begin RECORDED DATA
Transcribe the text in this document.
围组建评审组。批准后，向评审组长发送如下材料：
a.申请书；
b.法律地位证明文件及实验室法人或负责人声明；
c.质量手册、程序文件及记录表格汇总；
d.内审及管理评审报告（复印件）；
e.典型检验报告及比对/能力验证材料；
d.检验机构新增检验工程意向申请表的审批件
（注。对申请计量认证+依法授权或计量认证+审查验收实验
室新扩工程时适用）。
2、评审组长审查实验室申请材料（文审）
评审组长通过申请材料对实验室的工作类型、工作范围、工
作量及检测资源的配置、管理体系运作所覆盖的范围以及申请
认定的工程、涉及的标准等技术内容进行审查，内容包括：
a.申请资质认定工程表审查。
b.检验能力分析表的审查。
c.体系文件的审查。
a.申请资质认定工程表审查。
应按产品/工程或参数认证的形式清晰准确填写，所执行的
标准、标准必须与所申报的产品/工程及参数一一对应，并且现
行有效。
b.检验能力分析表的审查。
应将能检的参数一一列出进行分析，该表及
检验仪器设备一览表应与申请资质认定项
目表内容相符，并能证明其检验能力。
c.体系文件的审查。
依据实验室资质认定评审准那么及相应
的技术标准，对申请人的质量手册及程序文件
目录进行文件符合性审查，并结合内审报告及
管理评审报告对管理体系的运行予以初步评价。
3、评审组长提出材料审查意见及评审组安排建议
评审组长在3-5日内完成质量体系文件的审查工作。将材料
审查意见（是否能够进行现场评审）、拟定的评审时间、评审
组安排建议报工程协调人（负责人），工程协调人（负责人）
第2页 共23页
end RECORDED DATA
### WHAT IS REQUIRED
All of the material must be reproduced exactly.

### RESPONSE
Transcribe the text in this document.
围组建评审组。批准后，向评审组长发送如下材料：
a.申请书；
b.法律地位证明文件及实验室法人或负责人声明；
c.质量手册、程序文件及记录表格汇总；
d.内审及管理评审报告（复印件）；
e.典型检验报告及比对/能力验证材料；
d.检验机构新增检验工程意向申请表的审批件
（注。对申请计量认证+依法授权或计量认证+审查验收实验
室新扩工程时适用）。
2、评审组长审查实验室申请材料（文审）
评审组长通过申请材料对实验室的工作类型、工作范围、工
作量及检测资源的配置、管理体系运作所覆盖的范围以及申请
认定的工程、涉及的标准等技术内容进行审查，内容包括：
a.申请资质认定工程表审查。
b.检验能力分析表的审查。
c.体系文件的审查。
a.申请资质认定工程表审查。
应按产品/工程或参数认证的形式清晰准确填写，所执行的
标准、标准必须与所申报的产品/工程及参数一一对应，并且现
行有效。
b.检验能力分析表的审查。
应将能检的参数一一列出进行分析，该表及
检验仪器设备一览表应与申请资质认定项
目表内容相符，并能证明其检验能力。
c.体系文件的审查。
依据实验室资质认定评审准那么及相应
的技术标准，对申请人的质量手册及程序文件
目录进行文件符合性审查，并结合内审报告及
管理评审报告对管理体系的运行予以初步评价。
3、评审组长提出材料审查意见及评审组安排建议
评审组长在3-5日内完成质量体系文件的审查工作。将材料
审查意见（是否能够进行现场评审）、拟定的评审时间、评审
组安排建议报工程协调人（负责人），工程协调人（负责人）
第2页 共23页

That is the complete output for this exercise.